-- START Records for this task --

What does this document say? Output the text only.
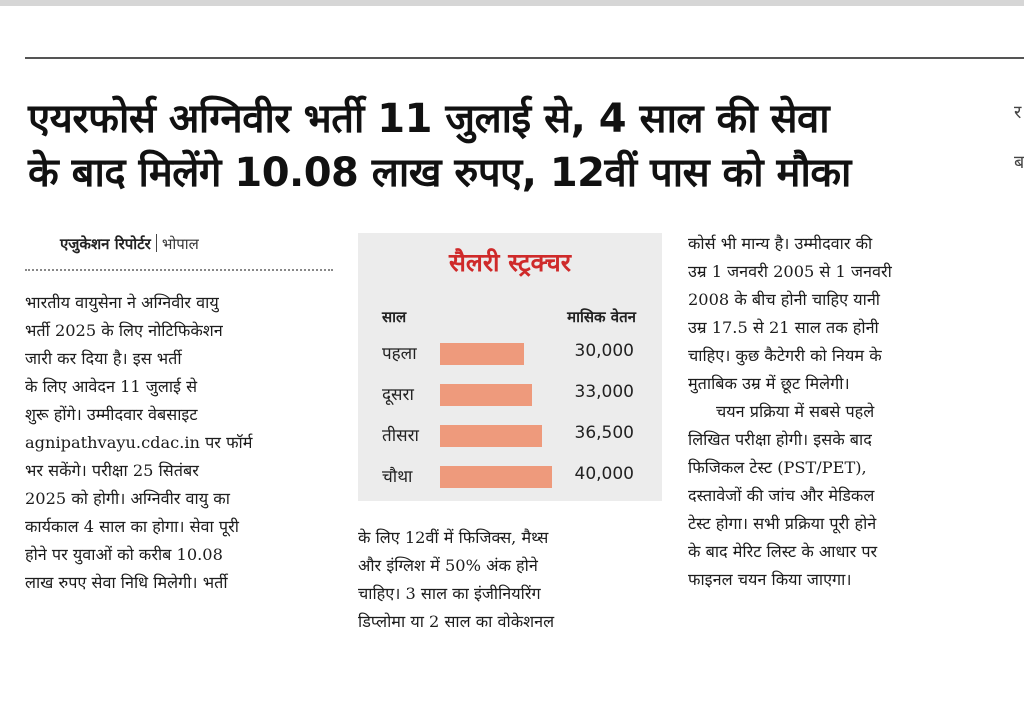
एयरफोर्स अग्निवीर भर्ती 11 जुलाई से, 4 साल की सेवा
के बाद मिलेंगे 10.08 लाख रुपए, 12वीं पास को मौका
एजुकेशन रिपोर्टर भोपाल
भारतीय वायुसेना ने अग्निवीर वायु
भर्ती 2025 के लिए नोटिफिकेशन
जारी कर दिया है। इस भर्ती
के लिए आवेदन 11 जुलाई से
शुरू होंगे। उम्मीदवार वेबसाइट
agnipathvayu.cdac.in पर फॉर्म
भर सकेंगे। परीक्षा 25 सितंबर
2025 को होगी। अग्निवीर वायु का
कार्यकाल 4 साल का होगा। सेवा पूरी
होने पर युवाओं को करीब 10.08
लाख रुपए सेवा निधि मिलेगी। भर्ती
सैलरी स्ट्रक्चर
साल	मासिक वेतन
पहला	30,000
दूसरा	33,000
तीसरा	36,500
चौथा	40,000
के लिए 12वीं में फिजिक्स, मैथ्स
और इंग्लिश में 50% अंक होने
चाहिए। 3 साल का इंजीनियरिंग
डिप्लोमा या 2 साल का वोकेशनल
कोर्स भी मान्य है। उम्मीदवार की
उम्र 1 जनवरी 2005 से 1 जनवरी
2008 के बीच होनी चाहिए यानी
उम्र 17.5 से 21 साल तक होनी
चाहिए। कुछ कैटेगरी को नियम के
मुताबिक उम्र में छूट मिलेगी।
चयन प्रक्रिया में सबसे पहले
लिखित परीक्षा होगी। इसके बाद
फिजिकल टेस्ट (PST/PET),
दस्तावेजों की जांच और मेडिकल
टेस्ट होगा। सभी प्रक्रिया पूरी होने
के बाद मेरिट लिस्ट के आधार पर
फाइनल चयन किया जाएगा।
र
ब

-- END Records for this task --
-- START Records for this task --

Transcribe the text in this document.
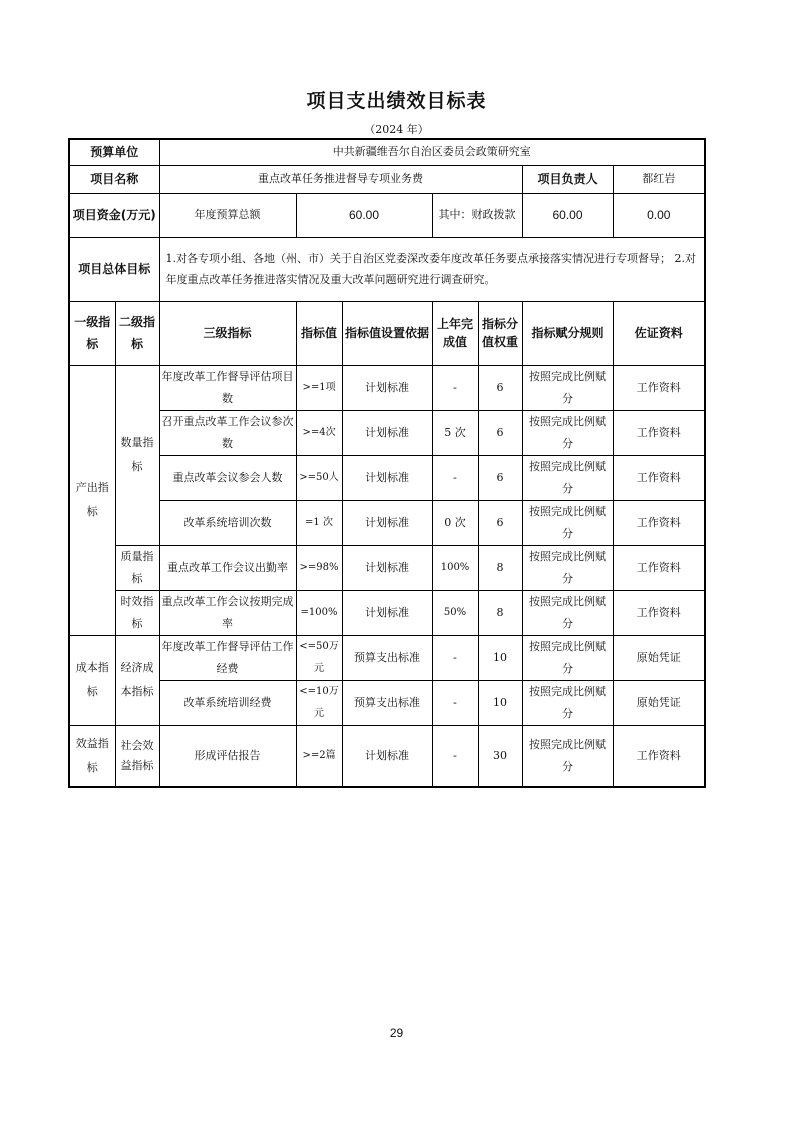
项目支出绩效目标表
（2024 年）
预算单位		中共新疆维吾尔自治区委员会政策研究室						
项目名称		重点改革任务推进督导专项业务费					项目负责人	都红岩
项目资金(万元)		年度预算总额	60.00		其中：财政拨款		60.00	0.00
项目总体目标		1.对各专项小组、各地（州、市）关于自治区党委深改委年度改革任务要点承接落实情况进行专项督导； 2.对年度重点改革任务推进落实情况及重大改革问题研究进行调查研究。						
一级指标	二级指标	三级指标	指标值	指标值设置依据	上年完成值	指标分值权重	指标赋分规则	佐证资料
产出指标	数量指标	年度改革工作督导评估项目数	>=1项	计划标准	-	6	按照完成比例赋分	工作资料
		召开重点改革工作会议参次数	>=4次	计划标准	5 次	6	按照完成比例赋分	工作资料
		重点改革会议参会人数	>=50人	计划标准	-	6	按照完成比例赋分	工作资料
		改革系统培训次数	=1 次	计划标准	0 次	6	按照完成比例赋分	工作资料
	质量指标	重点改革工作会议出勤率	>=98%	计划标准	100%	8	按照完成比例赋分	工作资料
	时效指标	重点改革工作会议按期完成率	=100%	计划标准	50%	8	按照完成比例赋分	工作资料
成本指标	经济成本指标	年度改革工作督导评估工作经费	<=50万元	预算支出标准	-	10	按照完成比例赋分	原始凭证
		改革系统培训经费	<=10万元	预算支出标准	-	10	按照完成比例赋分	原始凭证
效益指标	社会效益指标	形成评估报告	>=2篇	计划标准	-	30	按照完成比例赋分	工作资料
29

-- END Records for this task --
-- START Records for this task --

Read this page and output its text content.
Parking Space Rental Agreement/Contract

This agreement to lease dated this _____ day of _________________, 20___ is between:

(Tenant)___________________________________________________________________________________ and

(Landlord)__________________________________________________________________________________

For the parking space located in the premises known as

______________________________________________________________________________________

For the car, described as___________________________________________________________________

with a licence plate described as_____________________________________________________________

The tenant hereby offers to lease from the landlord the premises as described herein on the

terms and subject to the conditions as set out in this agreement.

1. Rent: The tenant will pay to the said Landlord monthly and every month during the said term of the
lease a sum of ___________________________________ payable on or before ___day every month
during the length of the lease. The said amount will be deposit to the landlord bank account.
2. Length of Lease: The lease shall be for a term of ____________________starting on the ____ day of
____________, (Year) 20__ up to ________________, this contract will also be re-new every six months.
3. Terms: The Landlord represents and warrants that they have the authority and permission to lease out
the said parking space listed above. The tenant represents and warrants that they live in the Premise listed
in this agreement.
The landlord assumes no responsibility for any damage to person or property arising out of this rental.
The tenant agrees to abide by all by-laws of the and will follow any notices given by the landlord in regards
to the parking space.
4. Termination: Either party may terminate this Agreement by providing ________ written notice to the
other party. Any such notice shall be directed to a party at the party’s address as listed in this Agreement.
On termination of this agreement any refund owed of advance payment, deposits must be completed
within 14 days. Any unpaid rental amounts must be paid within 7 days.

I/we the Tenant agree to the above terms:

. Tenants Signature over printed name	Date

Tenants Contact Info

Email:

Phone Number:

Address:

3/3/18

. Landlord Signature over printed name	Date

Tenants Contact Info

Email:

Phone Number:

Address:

-- END Records for this task --

> [Problem to work on]
Using the entries above, return each line that includes the word "party".

> [The completed task]
4. Termination: Either party may terminate this Agreement by providing ________ written notice to the
other party. Any such notice shall be directed to a party at the party’s address as listed in this Agreement.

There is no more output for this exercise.